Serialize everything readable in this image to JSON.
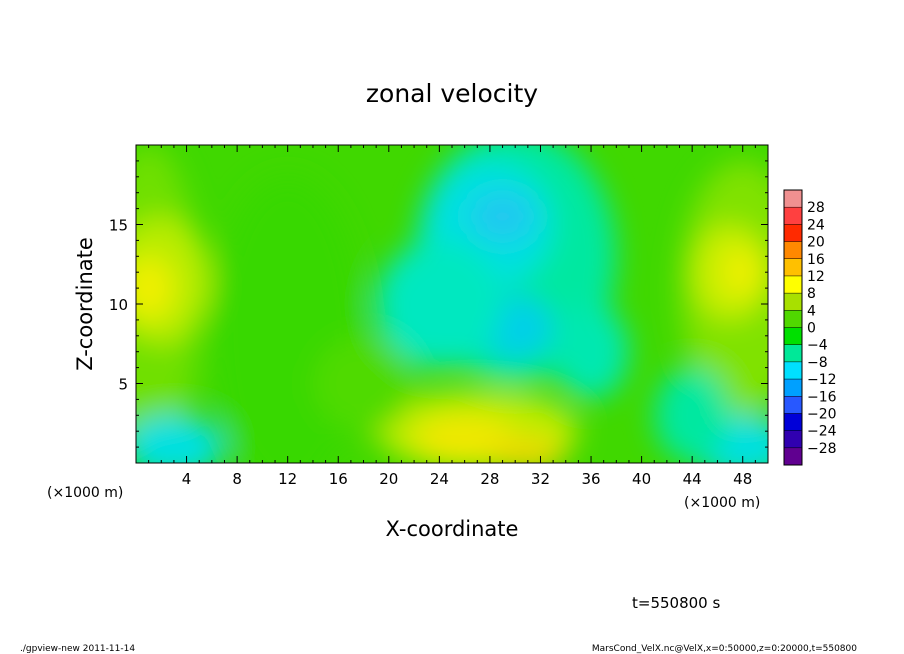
{
  "chart_data": {
    "type": "heatmap",
    "title": "zonal velocity",
    "xlabel": "X-coordinate",
    "ylabel": "Z-coordinate",
    "x_unit_left": "(×1000 m)",
    "x_unit_right": "(×1000 m)",
    "xlim": [
      0,
      50
    ],
    "ylim": [
      0,
      20
    ],
    "xticks": [
      "4",
      "8",
      "12",
      "16",
      "20",
      "24",
      "28",
      "32",
      "36",
      "40",
      "44",
      "48"
    ],
    "xtick_values": [
      4,
      8,
      12,
      16,
      20,
      24,
      28,
      32,
      36,
      40,
      44,
      48
    ],
    "yticks": [
      "5",
      "10",
      "15"
    ],
    "ytick_values": [
      5,
      10,
      15
    ],
    "colorbar": {
      "labels": [
        "28",
        "24",
        "20",
        "16",
        "12",
        "8",
        "4",
        "0",
        "−4",
        "−8",
        "−12",
        "−16",
        "−20",
        "−24",
        "−28"
      ],
      "levels": [
        28,
        24,
        20,
        16,
        12,
        8,
        4,
        0,
        -4,
        -8,
        -12,
        -16,
        -20,
        -24,
        -28
      ],
      "colors": [
        "#f09090",
        "#ff4040",
        "#ff2a00",
        "#ff8800",
        "#ffc000",
        "#ffff00",
        "#a8e000",
        "#50d800",
        "#00e000",
        "#00e898",
        "#00e0ff",
        "#00a0ff",
        "#2858ff",
        "#0000d8",
        "#3000b0",
        "#600090"
      ]
    },
    "field_description": "u(x,z) approx: yellow (8–12) near x=0–4 and x=44–48 at z=10–13; cyan (−6 to −10) at x=22–32, z=8–17; yellow (6–10) at x=22–34 near z=0–3; cyan near corners at z=0–2",
    "annotation_time": "t=550800 s",
    "footer_left": "./gpview-new  2011-11-14",
    "footer_right": "MarsCond_VelX.nc@VelX,x=0:50000,z=0:20000,t=550800"
  }
}
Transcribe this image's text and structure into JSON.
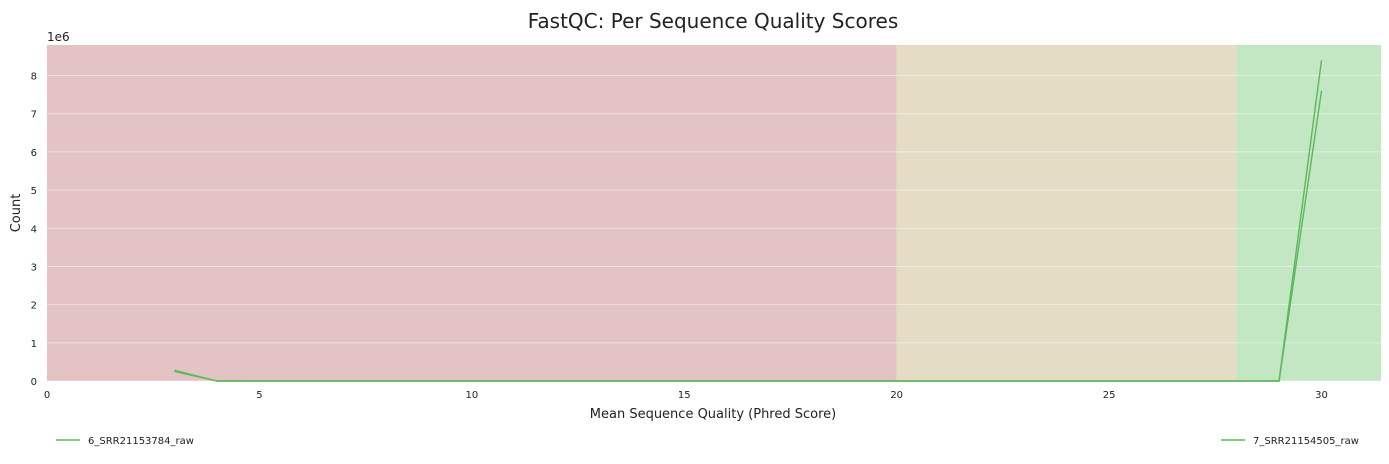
{
  "chart_data": {
    "type": "line",
    "title": "FastQC: Per Sequence Quality Scores",
    "xlabel": "Mean Sequence Quality (Phred Score)",
    "ylabel": "Count",
    "y_offset_label": "1e6",
    "y_scale": 1000000,
    "xlim": [
      0,
      31.4
    ],
    "ylim": [
      0,
      8800000
    ],
    "x_ticks": [
      0,
      5,
      10,
      15,
      20,
      25,
      30
    ],
    "y_ticks": [
      0,
      1000000,
      2000000,
      3000000,
      4000000,
      5000000,
      6000000,
      7000000,
      8000000
    ],
    "y_tick_labels": [
      "0",
      "1",
      "2",
      "3",
      "4",
      "5",
      "6",
      "7",
      "8"
    ],
    "grid": "horizontal",
    "bands": [
      {
        "x0": 0,
        "x1": 20,
        "color": "#e3c3c3"
      },
      {
        "x0": 20,
        "x1": 28,
        "color": "#e5dcc6"
      },
      {
        "x0": 28,
        "x1": 31.4,
        "color": "#c3e6c3"
      }
    ],
    "series": [
      {
        "name": "6_SRR21153784_raw",
        "color": "#5cb85c",
        "x": [
          3,
          4,
          29,
          30
        ],
        "y": [
          280000,
          0,
          0,
          8400000
        ]
      },
      {
        "name": "7_SRR21154505_raw",
        "color": "#5cb85c",
        "x": [
          3,
          4,
          29,
          30
        ],
        "y": [
          250000,
          0,
          0,
          7600000
        ]
      }
    ],
    "legend_position": "bottom"
  }
}
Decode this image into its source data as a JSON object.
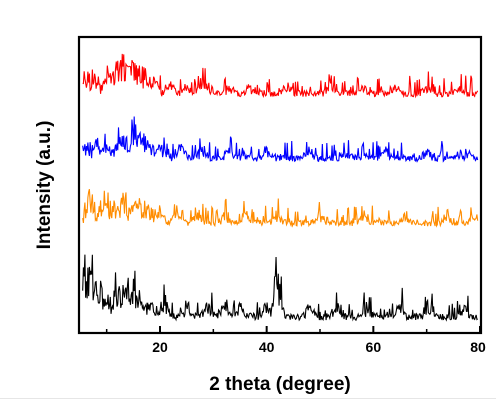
{
  "chart_data": {
    "type": "line",
    "title": "",
    "xlabel": "2 theta (degree)",
    "ylabel": "Intensity (a.u.)",
    "xlim": [
      5,
      80
    ],
    "ylim": [
      0,
      1
    ],
    "x_ticks": [
      20,
      40,
      60,
      80
    ],
    "x_tick_labels": [
      "20",
      "40",
      "60",
      "80"
    ],
    "y_ticks_visible": false,
    "grid": false,
    "legend": "none",
    "series": [
      {
        "color": "#ff0000",
        "baseline": 0.8,
        "peaks": [
          [
            6,
            0.05
          ],
          [
            8,
            0.07
          ],
          [
            10,
            0.08
          ],
          [
            11,
            0.09
          ],
          [
            12,
            0.1
          ],
          [
            13,
            0.13
          ],
          [
            14,
            0.11
          ],
          [
            15,
            0.1
          ],
          [
            16,
            0.09
          ],
          [
            17,
            0.08
          ],
          [
            18,
            0.07
          ],
          [
            19,
            0.06
          ],
          [
            22,
            0.04
          ],
          [
            25,
            0.03
          ],
          [
            28,
            0.05
          ],
          [
            33,
            0.03
          ],
          [
            37,
            0.03
          ],
          [
            44,
            0.03
          ],
          [
            52,
            0.03
          ],
          [
            58,
            0.03
          ],
          [
            64,
            0.03
          ],
          [
            70,
            0.02
          ],
          [
            76,
            0.02
          ]
        ],
        "noise": 0.035
      },
      {
        "color": "#0000ff",
        "baseline": 0.58,
        "peaks": [
          [
            6,
            0.05
          ],
          [
            8,
            0.07
          ],
          [
            10,
            0.06
          ],
          [
            12,
            0.08
          ],
          [
            13,
            0.09
          ],
          [
            14,
            0.1
          ],
          [
            15,
            0.14
          ],
          [
            16,
            0.09
          ],
          [
            17,
            0.08
          ],
          [
            18,
            0.06
          ],
          [
            20,
            0.05
          ],
          [
            24,
            0.04
          ],
          [
            28,
            0.04
          ],
          [
            33,
            0.03
          ],
          [
            40,
            0.03
          ],
          [
            48,
            0.03
          ],
          [
            55,
            0.03
          ],
          [
            62,
            0.03
          ],
          [
            70,
            0.03
          ],
          [
            78,
            0.02
          ]
        ],
        "noise": 0.035
      },
      {
        "color": "#ff8c00",
        "baseline": 0.36,
        "peaks": [
          [
            7,
            0.12
          ],
          [
            9,
            0.09
          ],
          [
            10,
            0.07
          ],
          [
            12,
            0.08
          ],
          [
            13,
            0.11
          ],
          [
            15,
            0.1
          ],
          [
            16,
            0.08
          ],
          [
            18,
            0.07
          ],
          [
            20,
            0.05
          ],
          [
            23,
            0.04
          ],
          [
            27,
            0.04
          ],
          [
            32,
            0.03
          ],
          [
            36,
            0.03
          ],
          [
            42,
            0.03
          ],
          [
            50,
            0.03
          ],
          [
            58,
            0.03
          ],
          [
            66,
            0.03
          ],
          [
            74,
            0.02
          ],
          [
            79,
            0.03
          ]
        ],
        "noise": 0.035
      },
      {
        "color": "#000000",
        "baseline": 0.04,
        "peaks": [
          [
            6,
            0.22
          ],
          [
            7,
            0.19
          ],
          [
            8,
            0.12
          ],
          [
            9,
            0.1
          ],
          [
            10,
            0.08
          ],
          [
            12,
            0.1
          ],
          [
            13,
            0.14
          ],
          [
            14,
            0.13
          ],
          [
            15,
            0.12
          ],
          [
            16,
            0.09
          ],
          [
            18,
            0.07
          ],
          [
            21,
            0.05
          ],
          [
            25,
            0.04
          ],
          [
            29,
            0.04
          ],
          [
            32,
            0.06
          ],
          [
            35,
            0.04
          ],
          [
            40,
            0.04
          ],
          [
            42,
            0.17
          ],
          [
            48,
            0.04
          ],
          [
            53,
            0.03
          ],
          [
            59,
            0.03
          ],
          [
            65,
            0.04
          ],
          [
            71,
            0.03
          ],
          [
            77,
            0.03
          ]
        ],
        "noise": 0.04
      }
    ]
  }
}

Requirements:
Tell how many lines in the material above include the word "xlabel", giving the number only.

Task solution:
3